%%
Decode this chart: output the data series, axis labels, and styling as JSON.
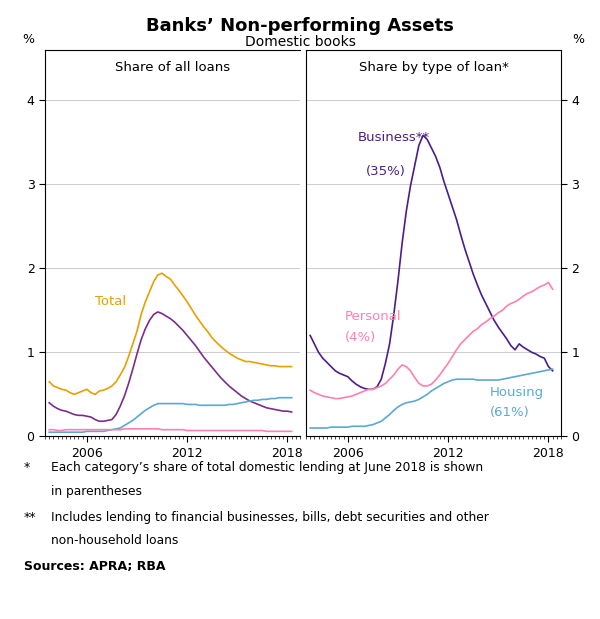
{
  "title": "Banks’ Non-performing Assets",
  "subtitle": "Domestic books",
  "left_panel_title": "Share of all loans",
  "right_panel_title": "Share by type of loan*",
  "ylabel": "%",
  "ylim": [
    0,
    4.6
  ],
  "yticks": [
    0,
    1,
    2,
    3,
    4
  ],
  "xticks": [
    2006,
    2012,
    2018
  ],
  "xlim": [
    2003.5,
    2018.75
  ],
  "colors": {
    "total": "#E8A000",
    "npa_share": "#7B2D8B",
    "housing_left": "#5BA8D5",
    "personal_left": "#FF80B0",
    "business": "#4B1D8B",
    "personal": "#FF80B0",
    "housing": "#5BA8D5"
  },
  "left_total_x": [
    2003.75,
    2004.0,
    2004.25,
    2004.5,
    2004.75,
    2005.0,
    2005.25,
    2005.5,
    2005.75,
    2006.0,
    2006.25,
    2006.5,
    2006.75,
    2007.0,
    2007.25,
    2007.5,
    2007.75,
    2008.0,
    2008.25,
    2008.5,
    2008.75,
    2009.0,
    2009.25,
    2009.5,
    2009.75,
    2010.0,
    2010.25,
    2010.5,
    2010.75,
    2011.0,
    2011.25,
    2011.5,
    2011.75,
    2012.0,
    2012.25,
    2012.5,
    2012.75,
    2013.0,
    2013.25,
    2013.5,
    2013.75,
    2014.0,
    2014.25,
    2014.5,
    2014.75,
    2015.0,
    2015.25,
    2015.5,
    2015.75,
    2016.0,
    2016.25,
    2016.5,
    2016.75,
    2017.0,
    2017.25,
    2017.5,
    2017.75,
    2018.0,
    2018.25
  ],
  "left_total_y": [
    0.65,
    0.6,
    0.58,
    0.56,
    0.55,
    0.52,
    0.5,
    0.52,
    0.54,
    0.56,
    0.52,
    0.5,
    0.54,
    0.55,
    0.57,
    0.6,
    0.65,
    0.73,
    0.82,
    0.95,
    1.1,
    1.25,
    1.45,
    1.6,
    1.72,
    1.84,
    1.92,
    1.94,
    1.9,
    1.87,
    1.8,
    1.74,
    1.67,
    1.6,
    1.52,
    1.44,
    1.37,
    1.3,
    1.24,
    1.17,
    1.12,
    1.07,
    1.03,
    0.99,
    0.96,
    0.93,
    0.91,
    0.89,
    0.89,
    0.88,
    0.87,
    0.86,
    0.85,
    0.84,
    0.84,
    0.83,
    0.83,
    0.83,
    0.83
  ],
  "left_npa_x": [
    2003.75,
    2004.0,
    2004.25,
    2004.5,
    2004.75,
    2005.0,
    2005.25,
    2005.5,
    2005.75,
    2006.0,
    2006.25,
    2006.5,
    2006.75,
    2007.0,
    2007.25,
    2007.5,
    2007.75,
    2008.0,
    2008.25,
    2008.5,
    2008.75,
    2009.0,
    2009.25,
    2009.5,
    2009.75,
    2010.0,
    2010.25,
    2010.5,
    2010.75,
    2011.0,
    2011.25,
    2011.5,
    2011.75,
    2012.0,
    2012.25,
    2012.5,
    2012.75,
    2013.0,
    2013.25,
    2013.5,
    2013.75,
    2014.0,
    2014.25,
    2014.5,
    2014.75,
    2015.0,
    2015.25,
    2015.5,
    2015.75,
    2016.0,
    2016.25,
    2016.5,
    2016.75,
    2017.0,
    2017.25,
    2017.5,
    2017.75,
    2018.0,
    2018.25
  ],
  "left_npa_y": [
    0.4,
    0.36,
    0.33,
    0.31,
    0.3,
    0.28,
    0.26,
    0.25,
    0.25,
    0.24,
    0.23,
    0.2,
    0.18,
    0.18,
    0.19,
    0.2,
    0.26,
    0.36,
    0.48,
    0.63,
    0.8,
    0.98,
    1.15,
    1.28,
    1.38,
    1.45,
    1.48,
    1.46,
    1.43,
    1.4,
    1.36,
    1.31,
    1.26,
    1.2,
    1.14,
    1.08,
    1.01,
    0.94,
    0.88,
    0.82,
    0.76,
    0.7,
    0.65,
    0.6,
    0.56,
    0.52,
    0.48,
    0.45,
    0.42,
    0.4,
    0.38,
    0.36,
    0.34,
    0.33,
    0.32,
    0.31,
    0.3,
    0.3,
    0.29
  ],
  "left_housing_x": [
    2003.75,
    2004.0,
    2004.25,
    2004.5,
    2004.75,
    2005.0,
    2005.25,
    2005.5,
    2005.75,
    2006.0,
    2006.25,
    2006.5,
    2006.75,
    2007.0,
    2007.25,
    2007.5,
    2007.75,
    2008.0,
    2008.25,
    2008.5,
    2008.75,
    2009.0,
    2009.25,
    2009.5,
    2009.75,
    2010.0,
    2010.25,
    2010.5,
    2010.75,
    2011.0,
    2011.25,
    2011.5,
    2011.75,
    2012.0,
    2012.25,
    2012.5,
    2012.75,
    2013.0,
    2013.25,
    2013.5,
    2013.75,
    2014.0,
    2014.25,
    2014.5,
    2014.75,
    2015.0,
    2015.25,
    2015.5,
    2015.75,
    2016.0,
    2016.25,
    2016.5,
    2016.75,
    2017.0,
    2017.25,
    2017.5,
    2017.75,
    2018.0,
    2018.25
  ],
  "left_housing_y": [
    0.05,
    0.05,
    0.05,
    0.05,
    0.05,
    0.05,
    0.05,
    0.05,
    0.05,
    0.06,
    0.06,
    0.06,
    0.06,
    0.06,
    0.07,
    0.08,
    0.09,
    0.1,
    0.13,
    0.16,
    0.19,
    0.23,
    0.27,
    0.31,
    0.34,
    0.37,
    0.39,
    0.39,
    0.39,
    0.39,
    0.39,
    0.39,
    0.39,
    0.38,
    0.38,
    0.38,
    0.37,
    0.37,
    0.37,
    0.37,
    0.37,
    0.37,
    0.37,
    0.38,
    0.38,
    0.39,
    0.4,
    0.41,
    0.42,
    0.43,
    0.43,
    0.44,
    0.44,
    0.45,
    0.45,
    0.46,
    0.46,
    0.46,
    0.46
  ],
  "left_personal_x": [
    2003.75,
    2004.0,
    2004.25,
    2004.5,
    2004.75,
    2005.0,
    2005.25,
    2005.5,
    2005.75,
    2006.0,
    2006.25,
    2006.5,
    2006.75,
    2007.0,
    2007.25,
    2007.5,
    2007.75,
    2008.0,
    2008.25,
    2008.5,
    2008.75,
    2009.0,
    2009.25,
    2009.5,
    2009.75,
    2010.0,
    2010.25,
    2010.5,
    2010.75,
    2011.0,
    2011.25,
    2011.5,
    2011.75,
    2012.0,
    2012.25,
    2012.5,
    2012.75,
    2013.0,
    2013.25,
    2013.5,
    2013.75,
    2014.0,
    2014.25,
    2014.5,
    2014.75,
    2015.0,
    2015.25,
    2015.5,
    2015.75,
    2016.0,
    2016.25,
    2016.5,
    2016.75,
    2017.0,
    2017.25,
    2017.5,
    2017.75,
    2018.0,
    2018.25
  ],
  "left_personal_y": [
    0.08,
    0.08,
    0.07,
    0.07,
    0.08,
    0.08,
    0.08,
    0.08,
    0.08,
    0.08,
    0.08,
    0.08,
    0.08,
    0.08,
    0.08,
    0.08,
    0.08,
    0.08,
    0.09,
    0.09,
    0.09,
    0.09,
    0.09,
    0.09,
    0.09,
    0.09,
    0.09,
    0.08,
    0.08,
    0.08,
    0.08,
    0.08,
    0.08,
    0.07,
    0.07,
    0.07,
    0.07,
    0.07,
    0.07,
    0.07,
    0.07,
    0.07,
    0.07,
    0.07,
    0.07,
    0.07,
    0.07,
    0.07,
    0.07,
    0.07,
    0.07,
    0.07,
    0.06,
    0.06,
    0.06,
    0.06,
    0.06,
    0.06,
    0.06
  ],
  "right_business_x": [
    2003.75,
    2004.0,
    2004.25,
    2004.5,
    2004.75,
    2005.0,
    2005.25,
    2005.5,
    2005.75,
    2006.0,
    2006.25,
    2006.5,
    2006.75,
    2007.0,
    2007.25,
    2007.5,
    2007.75,
    2008.0,
    2008.25,
    2008.5,
    2008.75,
    2009.0,
    2009.25,
    2009.5,
    2009.75,
    2010.0,
    2010.25,
    2010.5,
    2010.75,
    2011.0,
    2011.25,
    2011.5,
    2011.75,
    2012.0,
    2012.25,
    2012.5,
    2012.75,
    2013.0,
    2013.25,
    2013.5,
    2013.75,
    2014.0,
    2014.25,
    2014.5,
    2014.75,
    2015.0,
    2015.25,
    2015.5,
    2015.75,
    2016.0,
    2016.25,
    2016.5,
    2016.75,
    2017.0,
    2017.25,
    2017.5,
    2017.75,
    2018.0,
    2018.25
  ],
  "right_business_y": [
    1.2,
    1.1,
    1.0,
    0.93,
    0.88,
    0.83,
    0.78,
    0.75,
    0.73,
    0.71,
    0.66,
    0.62,
    0.59,
    0.57,
    0.56,
    0.56,
    0.59,
    0.68,
    0.87,
    1.1,
    1.45,
    1.85,
    2.3,
    2.68,
    2.98,
    3.22,
    3.46,
    3.58,
    3.53,
    3.43,
    3.33,
    3.2,
    3.03,
    2.88,
    2.73,
    2.58,
    2.4,
    2.23,
    2.08,
    1.93,
    1.8,
    1.68,
    1.58,
    1.48,
    1.38,
    1.3,
    1.23,
    1.16,
    1.08,
    1.03,
    1.1,
    1.06,
    1.03,
    1.0,
    0.98,
    0.95,
    0.93,
    0.83,
    0.78
  ],
  "right_personal_x": [
    2003.75,
    2004.0,
    2004.25,
    2004.5,
    2004.75,
    2005.0,
    2005.25,
    2005.5,
    2005.75,
    2006.0,
    2006.25,
    2006.5,
    2006.75,
    2007.0,
    2007.25,
    2007.5,
    2007.75,
    2008.0,
    2008.25,
    2008.5,
    2008.75,
    2009.0,
    2009.25,
    2009.5,
    2009.75,
    2010.0,
    2010.25,
    2010.5,
    2010.75,
    2011.0,
    2011.25,
    2011.5,
    2011.75,
    2012.0,
    2012.25,
    2012.5,
    2012.75,
    2013.0,
    2013.25,
    2013.5,
    2013.75,
    2014.0,
    2014.25,
    2014.5,
    2014.75,
    2015.0,
    2015.25,
    2015.5,
    2015.75,
    2016.0,
    2016.25,
    2016.5,
    2016.75,
    2017.0,
    2017.25,
    2017.5,
    2017.75,
    2018.0,
    2018.25
  ],
  "right_personal_y": [
    0.55,
    0.52,
    0.5,
    0.48,
    0.47,
    0.46,
    0.45,
    0.45,
    0.46,
    0.47,
    0.48,
    0.5,
    0.52,
    0.54,
    0.56,
    0.56,
    0.58,
    0.6,
    0.63,
    0.68,
    0.73,
    0.8,
    0.85,
    0.83,
    0.78,
    0.7,
    0.63,
    0.6,
    0.6,
    0.62,
    0.67,
    0.73,
    0.8,
    0.87,
    0.95,
    1.03,
    1.1,
    1.15,
    1.2,
    1.25,
    1.28,
    1.33,
    1.36,
    1.4,
    1.43,
    1.47,
    1.5,
    1.55,
    1.58,
    1.6,
    1.63,
    1.67,
    1.7,
    1.72,
    1.75,
    1.78,
    1.8,
    1.83,
    1.75
  ],
  "right_housing_x": [
    2003.75,
    2004.0,
    2004.25,
    2004.5,
    2004.75,
    2005.0,
    2005.25,
    2005.5,
    2005.75,
    2006.0,
    2006.25,
    2006.5,
    2006.75,
    2007.0,
    2007.25,
    2007.5,
    2007.75,
    2008.0,
    2008.25,
    2008.5,
    2008.75,
    2009.0,
    2009.25,
    2009.5,
    2009.75,
    2010.0,
    2010.25,
    2010.5,
    2010.75,
    2011.0,
    2011.25,
    2011.5,
    2011.75,
    2012.0,
    2012.25,
    2012.5,
    2012.75,
    2013.0,
    2013.25,
    2013.5,
    2013.75,
    2014.0,
    2014.25,
    2014.5,
    2014.75,
    2015.0,
    2015.25,
    2015.5,
    2015.75,
    2016.0,
    2016.25,
    2016.5,
    2016.75,
    2017.0,
    2017.25,
    2017.5,
    2017.75,
    2018.0,
    2018.25
  ],
  "right_housing_y": [
    0.1,
    0.1,
    0.1,
    0.1,
    0.1,
    0.11,
    0.11,
    0.11,
    0.11,
    0.11,
    0.12,
    0.12,
    0.12,
    0.12,
    0.13,
    0.14,
    0.16,
    0.18,
    0.22,
    0.26,
    0.31,
    0.35,
    0.38,
    0.4,
    0.41,
    0.42,
    0.44,
    0.47,
    0.5,
    0.54,
    0.57,
    0.6,
    0.63,
    0.65,
    0.67,
    0.68,
    0.68,
    0.68,
    0.68,
    0.68,
    0.67,
    0.67,
    0.67,
    0.67,
    0.67,
    0.67,
    0.68,
    0.69,
    0.7,
    0.71,
    0.72,
    0.73,
    0.74,
    0.75,
    0.76,
    0.77,
    0.78,
    0.79,
    0.8
  ]
}
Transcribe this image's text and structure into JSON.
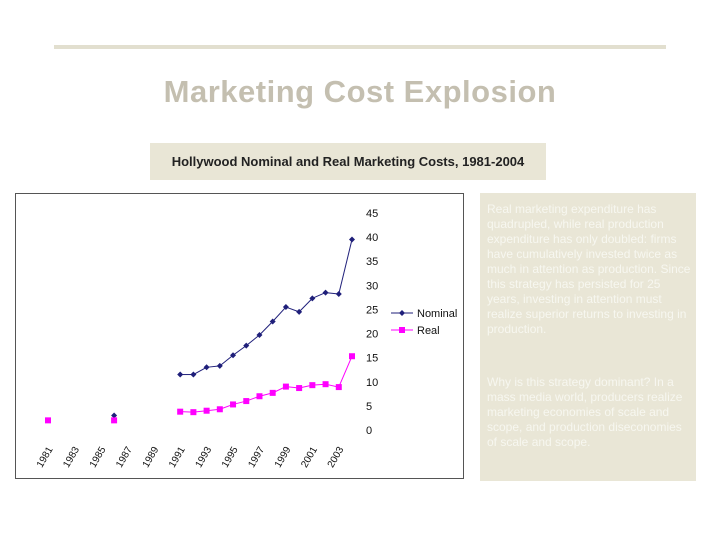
{
  "slide": {
    "title": "Marketing Cost Explosion",
    "subtitle": "Hollywood Nominal and Real Marketing Costs, 1981-2004",
    "notes": [
      "Real marketing expenditure has quadrupled, while real production expenditure has only doubled: firms have cumulatively invested twice as much in attention as production. Since this strategy has persisted for 25 years, investing in attention must realize superior returns to investing in production.",
      "Why is this strategy dominant? In a mass media world, producers realize marketing economies of scale and scope, and production diseconomies of scale and scope."
    ]
  },
  "chart_data": {
    "type": "line",
    "x": [
      1981,
      1983,
      1985,
      1987,
      1989,
      1991,
      1992,
      1993,
      1994,
      1995,
      1996,
      1997,
      1998,
      1999,
      2000,
      2001,
      2002,
      2003,
      2004
    ],
    "x_tick_labels": [
      "1981",
      "1983",
      "1985",
      "1987",
      "1989",
      "1991",
      "1993",
      "1995",
      "1997",
      "1999",
      "2001",
      "2003"
    ],
    "ylim": [
      0,
      45
    ],
    "y_ticks": [
      0,
      5,
      10,
      15,
      20,
      25,
      30,
      35,
      40,
      45
    ],
    "y_axis_side": "right",
    "legend_position": "right",
    "series": [
      {
        "name": "Nominal",
        "color": "#1f1f7a",
        "marker": "diamond",
        "points": [
          [
            1986,
            3
          ],
          [
            1991,
            11.5
          ],
          [
            1992,
            11.5
          ],
          [
            1993,
            13
          ],
          [
            1994,
            13.3
          ],
          [
            1995,
            15.5
          ],
          [
            1996,
            17.5
          ],
          [
            1997,
            19.7
          ],
          [
            1998,
            22.5
          ],
          [
            1999,
            25.5
          ],
          [
            2000,
            24.5
          ],
          [
            2001,
            27.3
          ],
          [
            2002,
            28.5
          ],
          [
            2003,
            28.2
          ],
          [
            2004,
            39.5
          ]
        ]
      },
      {
        "name": "Real",
        "color": "#ff00ff",
        "marker": "square",
        "points": [
          [
            1981,
            2
          ],
          [
            1986,
            2
          ],
          [
            1991,
            3.8
          ],
          [
            1992,
            3.7
          ],
          [
            1993,
            4
          ],
          [
            1994,
            4.3
          ],
          [
            1995,
            5.3
          ],
          [
            1996,
            6
          ],
          [
            1997,
            7
          ],
          [
            1998,
            7.7
          ],
          [
            1999,
            9
          ],
          [
            2000,
            8.7
          ],
          [
            2001,
            9.3
          ],
          [
            2002,
            9.5
          ],
          [
            2003,
            8.9
          ],
          [
            2004,
            15.3
          ]
        ]
      }
    ]
  }
}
%%
• **Stated problem**
Gather every line from the listing above in which "Nominal" appears, and copy those lines.

• **Exercise output**
    "subtitle": "Hollywood Nominal and Real Marketing Costs, 1981-2004",
        "name": "Nominal",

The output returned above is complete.